──────── Exercise material

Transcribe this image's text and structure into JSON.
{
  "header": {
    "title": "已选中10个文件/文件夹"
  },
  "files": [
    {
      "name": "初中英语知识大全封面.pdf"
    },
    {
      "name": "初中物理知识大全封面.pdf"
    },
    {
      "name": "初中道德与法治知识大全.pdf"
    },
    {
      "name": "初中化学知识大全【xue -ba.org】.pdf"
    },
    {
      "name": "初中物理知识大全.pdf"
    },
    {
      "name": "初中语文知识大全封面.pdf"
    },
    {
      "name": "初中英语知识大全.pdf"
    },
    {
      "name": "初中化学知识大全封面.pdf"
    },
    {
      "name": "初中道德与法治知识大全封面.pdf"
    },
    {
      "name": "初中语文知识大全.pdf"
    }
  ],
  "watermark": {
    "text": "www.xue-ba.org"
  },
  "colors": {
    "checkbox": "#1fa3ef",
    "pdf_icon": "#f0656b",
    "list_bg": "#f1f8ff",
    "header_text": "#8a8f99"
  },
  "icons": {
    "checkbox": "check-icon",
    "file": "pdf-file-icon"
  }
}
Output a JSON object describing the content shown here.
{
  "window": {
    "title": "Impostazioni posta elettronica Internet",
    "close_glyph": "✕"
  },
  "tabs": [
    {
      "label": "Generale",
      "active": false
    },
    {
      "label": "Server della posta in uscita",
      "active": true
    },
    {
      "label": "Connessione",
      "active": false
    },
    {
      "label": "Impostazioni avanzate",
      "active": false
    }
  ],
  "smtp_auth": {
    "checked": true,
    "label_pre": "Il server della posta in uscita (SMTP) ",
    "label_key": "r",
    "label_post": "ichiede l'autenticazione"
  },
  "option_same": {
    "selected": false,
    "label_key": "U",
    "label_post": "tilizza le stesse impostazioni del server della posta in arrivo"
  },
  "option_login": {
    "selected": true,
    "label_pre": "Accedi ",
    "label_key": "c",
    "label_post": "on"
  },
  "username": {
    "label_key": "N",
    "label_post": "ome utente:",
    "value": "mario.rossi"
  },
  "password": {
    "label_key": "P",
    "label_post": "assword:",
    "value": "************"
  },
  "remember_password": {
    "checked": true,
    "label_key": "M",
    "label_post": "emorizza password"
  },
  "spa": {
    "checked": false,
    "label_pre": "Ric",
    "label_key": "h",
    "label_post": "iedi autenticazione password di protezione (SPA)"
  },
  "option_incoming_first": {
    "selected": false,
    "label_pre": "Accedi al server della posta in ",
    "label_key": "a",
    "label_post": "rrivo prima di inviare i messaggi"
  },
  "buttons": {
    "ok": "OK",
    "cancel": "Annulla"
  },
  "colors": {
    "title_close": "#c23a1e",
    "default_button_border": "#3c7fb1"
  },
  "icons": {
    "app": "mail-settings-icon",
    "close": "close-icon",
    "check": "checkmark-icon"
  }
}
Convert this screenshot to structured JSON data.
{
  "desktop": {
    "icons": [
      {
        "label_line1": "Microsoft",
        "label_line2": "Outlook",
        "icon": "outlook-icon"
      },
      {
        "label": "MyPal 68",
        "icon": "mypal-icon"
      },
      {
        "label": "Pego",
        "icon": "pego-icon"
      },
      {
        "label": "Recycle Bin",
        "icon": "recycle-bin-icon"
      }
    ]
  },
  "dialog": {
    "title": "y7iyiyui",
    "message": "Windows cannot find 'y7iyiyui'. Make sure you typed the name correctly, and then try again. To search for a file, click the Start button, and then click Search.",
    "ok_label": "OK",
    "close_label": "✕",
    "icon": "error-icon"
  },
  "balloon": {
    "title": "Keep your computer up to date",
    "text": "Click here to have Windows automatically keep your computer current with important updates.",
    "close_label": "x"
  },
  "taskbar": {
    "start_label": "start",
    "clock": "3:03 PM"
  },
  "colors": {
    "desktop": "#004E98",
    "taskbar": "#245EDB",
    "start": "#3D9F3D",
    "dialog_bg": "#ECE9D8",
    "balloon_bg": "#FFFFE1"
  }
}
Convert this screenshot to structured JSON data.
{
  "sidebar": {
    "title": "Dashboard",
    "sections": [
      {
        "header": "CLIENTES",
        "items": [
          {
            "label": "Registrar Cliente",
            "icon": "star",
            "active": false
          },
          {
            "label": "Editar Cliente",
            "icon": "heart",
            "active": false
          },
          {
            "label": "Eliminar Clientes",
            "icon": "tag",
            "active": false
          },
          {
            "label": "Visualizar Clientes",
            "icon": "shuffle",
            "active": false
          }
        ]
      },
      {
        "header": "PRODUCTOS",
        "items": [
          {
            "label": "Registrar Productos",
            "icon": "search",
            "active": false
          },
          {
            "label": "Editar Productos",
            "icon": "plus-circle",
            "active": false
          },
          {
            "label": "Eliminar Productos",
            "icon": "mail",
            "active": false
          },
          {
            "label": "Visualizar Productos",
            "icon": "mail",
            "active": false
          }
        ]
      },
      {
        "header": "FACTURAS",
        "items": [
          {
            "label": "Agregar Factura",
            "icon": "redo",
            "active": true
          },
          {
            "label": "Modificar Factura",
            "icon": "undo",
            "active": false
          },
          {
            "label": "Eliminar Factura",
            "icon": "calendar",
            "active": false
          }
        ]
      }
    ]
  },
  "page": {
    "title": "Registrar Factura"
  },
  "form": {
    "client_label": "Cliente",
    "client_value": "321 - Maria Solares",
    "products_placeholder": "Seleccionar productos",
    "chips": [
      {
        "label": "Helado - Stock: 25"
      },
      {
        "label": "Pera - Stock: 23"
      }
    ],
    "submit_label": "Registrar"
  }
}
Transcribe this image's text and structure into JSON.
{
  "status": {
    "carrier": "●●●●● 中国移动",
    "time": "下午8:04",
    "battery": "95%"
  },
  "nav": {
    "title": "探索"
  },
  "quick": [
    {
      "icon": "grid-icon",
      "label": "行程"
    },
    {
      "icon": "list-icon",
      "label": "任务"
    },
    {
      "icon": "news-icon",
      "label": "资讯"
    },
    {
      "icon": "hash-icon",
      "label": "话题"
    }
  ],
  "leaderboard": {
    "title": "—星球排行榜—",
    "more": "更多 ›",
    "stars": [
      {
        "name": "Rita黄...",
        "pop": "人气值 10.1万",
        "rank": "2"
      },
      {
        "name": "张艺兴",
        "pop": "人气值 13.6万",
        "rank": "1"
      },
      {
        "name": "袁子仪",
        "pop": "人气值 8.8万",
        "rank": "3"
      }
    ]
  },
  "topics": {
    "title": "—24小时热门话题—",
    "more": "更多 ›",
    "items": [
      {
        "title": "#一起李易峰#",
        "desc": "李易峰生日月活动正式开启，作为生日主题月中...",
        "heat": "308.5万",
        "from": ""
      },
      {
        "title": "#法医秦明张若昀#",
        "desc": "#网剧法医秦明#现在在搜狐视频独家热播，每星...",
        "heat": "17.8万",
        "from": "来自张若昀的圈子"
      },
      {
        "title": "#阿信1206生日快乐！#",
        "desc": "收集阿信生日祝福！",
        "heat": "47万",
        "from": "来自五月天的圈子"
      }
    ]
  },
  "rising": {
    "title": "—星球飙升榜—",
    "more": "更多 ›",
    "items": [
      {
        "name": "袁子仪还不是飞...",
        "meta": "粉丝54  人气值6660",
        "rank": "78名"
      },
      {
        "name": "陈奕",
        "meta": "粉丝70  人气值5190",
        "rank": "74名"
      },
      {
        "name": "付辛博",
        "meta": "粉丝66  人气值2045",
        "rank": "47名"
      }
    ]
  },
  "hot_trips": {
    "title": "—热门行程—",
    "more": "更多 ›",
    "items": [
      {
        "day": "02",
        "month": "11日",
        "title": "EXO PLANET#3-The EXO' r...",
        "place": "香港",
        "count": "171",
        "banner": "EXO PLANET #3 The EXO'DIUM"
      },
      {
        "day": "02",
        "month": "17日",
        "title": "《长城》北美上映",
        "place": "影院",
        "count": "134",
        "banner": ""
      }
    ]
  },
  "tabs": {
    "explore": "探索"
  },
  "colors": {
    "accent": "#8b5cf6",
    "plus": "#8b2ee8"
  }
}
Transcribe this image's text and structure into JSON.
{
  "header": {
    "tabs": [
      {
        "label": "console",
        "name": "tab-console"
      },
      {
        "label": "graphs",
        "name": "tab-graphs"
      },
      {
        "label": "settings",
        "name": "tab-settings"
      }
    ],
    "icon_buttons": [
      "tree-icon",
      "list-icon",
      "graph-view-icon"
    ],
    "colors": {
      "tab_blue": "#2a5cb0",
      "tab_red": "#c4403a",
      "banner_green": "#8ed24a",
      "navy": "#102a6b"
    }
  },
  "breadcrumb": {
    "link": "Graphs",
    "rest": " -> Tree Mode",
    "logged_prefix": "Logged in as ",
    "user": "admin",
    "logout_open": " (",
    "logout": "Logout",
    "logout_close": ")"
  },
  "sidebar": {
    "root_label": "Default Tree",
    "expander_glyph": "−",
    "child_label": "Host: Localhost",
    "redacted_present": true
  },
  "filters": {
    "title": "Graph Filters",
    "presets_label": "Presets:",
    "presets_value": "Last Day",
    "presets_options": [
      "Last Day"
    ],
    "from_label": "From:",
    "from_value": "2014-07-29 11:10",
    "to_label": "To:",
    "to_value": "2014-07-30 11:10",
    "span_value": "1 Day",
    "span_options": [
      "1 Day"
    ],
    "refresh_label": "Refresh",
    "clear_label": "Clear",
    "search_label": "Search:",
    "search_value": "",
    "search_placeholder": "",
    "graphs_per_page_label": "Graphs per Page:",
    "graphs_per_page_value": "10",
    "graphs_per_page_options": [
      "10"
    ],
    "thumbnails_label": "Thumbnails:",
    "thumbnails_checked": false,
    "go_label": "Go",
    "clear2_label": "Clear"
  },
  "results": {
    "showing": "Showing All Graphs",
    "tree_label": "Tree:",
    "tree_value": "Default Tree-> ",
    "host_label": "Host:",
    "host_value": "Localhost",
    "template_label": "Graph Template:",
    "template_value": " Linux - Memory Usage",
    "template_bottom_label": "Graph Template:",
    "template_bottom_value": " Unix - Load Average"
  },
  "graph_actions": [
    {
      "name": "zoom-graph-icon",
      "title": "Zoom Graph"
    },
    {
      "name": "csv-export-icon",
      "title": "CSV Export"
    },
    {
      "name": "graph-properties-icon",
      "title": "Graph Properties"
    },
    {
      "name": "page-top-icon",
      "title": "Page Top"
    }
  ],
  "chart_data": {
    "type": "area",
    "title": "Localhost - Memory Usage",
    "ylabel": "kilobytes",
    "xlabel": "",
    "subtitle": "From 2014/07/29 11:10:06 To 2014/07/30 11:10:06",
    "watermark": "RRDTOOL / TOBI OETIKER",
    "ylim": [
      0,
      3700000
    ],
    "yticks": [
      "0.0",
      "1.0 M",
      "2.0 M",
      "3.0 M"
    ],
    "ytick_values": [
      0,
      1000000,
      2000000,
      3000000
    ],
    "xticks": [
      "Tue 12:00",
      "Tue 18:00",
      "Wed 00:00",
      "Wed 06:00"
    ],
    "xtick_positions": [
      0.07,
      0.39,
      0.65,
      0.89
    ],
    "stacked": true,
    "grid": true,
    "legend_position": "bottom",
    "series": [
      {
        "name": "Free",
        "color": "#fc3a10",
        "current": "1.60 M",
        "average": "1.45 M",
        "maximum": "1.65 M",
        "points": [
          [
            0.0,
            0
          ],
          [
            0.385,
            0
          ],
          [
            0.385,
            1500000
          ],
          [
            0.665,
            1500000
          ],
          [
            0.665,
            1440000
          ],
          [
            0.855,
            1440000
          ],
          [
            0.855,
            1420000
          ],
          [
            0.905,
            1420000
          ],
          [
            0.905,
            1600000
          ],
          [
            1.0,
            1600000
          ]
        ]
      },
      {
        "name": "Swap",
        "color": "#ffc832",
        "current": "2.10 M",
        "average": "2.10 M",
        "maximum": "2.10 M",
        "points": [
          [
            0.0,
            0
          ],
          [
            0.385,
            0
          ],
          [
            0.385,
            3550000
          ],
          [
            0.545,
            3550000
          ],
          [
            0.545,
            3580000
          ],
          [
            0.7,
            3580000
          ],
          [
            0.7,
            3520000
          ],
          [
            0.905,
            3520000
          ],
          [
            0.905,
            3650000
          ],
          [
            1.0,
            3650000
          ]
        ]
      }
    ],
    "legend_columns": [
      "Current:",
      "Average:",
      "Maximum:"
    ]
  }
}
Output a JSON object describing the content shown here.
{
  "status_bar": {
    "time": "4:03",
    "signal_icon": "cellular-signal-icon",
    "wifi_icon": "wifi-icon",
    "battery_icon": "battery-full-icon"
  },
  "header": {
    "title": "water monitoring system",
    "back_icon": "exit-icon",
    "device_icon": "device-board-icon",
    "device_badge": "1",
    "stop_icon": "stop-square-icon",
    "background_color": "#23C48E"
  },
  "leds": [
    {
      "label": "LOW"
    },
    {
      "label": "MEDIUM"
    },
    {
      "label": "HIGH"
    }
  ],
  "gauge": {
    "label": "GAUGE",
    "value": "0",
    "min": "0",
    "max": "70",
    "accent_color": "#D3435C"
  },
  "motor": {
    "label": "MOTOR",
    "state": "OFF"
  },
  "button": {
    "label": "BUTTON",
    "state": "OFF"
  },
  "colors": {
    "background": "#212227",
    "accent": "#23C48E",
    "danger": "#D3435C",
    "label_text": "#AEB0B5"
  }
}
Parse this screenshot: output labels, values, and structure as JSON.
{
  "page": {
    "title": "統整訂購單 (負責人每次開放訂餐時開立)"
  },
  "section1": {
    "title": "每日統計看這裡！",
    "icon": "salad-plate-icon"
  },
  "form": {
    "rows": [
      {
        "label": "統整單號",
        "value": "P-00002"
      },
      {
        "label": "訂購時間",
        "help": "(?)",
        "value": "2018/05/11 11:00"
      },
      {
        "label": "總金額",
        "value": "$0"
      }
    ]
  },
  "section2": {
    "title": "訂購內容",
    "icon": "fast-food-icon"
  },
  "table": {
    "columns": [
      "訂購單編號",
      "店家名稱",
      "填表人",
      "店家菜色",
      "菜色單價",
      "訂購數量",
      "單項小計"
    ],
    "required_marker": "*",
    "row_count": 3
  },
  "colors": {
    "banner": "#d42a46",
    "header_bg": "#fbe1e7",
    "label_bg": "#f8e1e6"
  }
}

────────────────

- _Problem to work on_
Copy every line above that includes the string "meta".

- _Right answer_
        "meta": "粉丝54  人气值6660",
        "meta": "粉丝70  人气值5190",
        "meta": "粉丝66  人气值2045",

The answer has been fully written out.